■ Work to be completed:
Where a line in the listing contains the string "value", copy that line out.
╔══
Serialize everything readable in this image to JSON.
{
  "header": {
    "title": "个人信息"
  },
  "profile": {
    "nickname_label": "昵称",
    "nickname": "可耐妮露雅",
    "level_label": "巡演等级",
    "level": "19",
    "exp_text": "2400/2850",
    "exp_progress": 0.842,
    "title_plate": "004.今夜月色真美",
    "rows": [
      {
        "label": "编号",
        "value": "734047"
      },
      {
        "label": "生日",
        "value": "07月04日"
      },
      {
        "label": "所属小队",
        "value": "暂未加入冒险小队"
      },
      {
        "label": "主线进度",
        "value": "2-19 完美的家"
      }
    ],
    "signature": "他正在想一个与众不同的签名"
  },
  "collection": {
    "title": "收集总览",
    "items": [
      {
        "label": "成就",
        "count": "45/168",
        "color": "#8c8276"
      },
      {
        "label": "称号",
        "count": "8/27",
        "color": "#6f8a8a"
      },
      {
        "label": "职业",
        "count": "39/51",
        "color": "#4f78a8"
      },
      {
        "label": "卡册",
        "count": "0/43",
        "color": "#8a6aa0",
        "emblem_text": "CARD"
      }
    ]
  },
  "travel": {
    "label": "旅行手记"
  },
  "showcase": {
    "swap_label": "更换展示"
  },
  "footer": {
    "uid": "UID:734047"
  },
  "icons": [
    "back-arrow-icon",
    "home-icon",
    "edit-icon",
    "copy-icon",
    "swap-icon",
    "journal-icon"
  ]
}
╚══
■ Exercise solution:
        "value": "734047"
        "value": "07月04日"
        "value": "暂未加入冒险小队"
        "value": "2-19 完美的家"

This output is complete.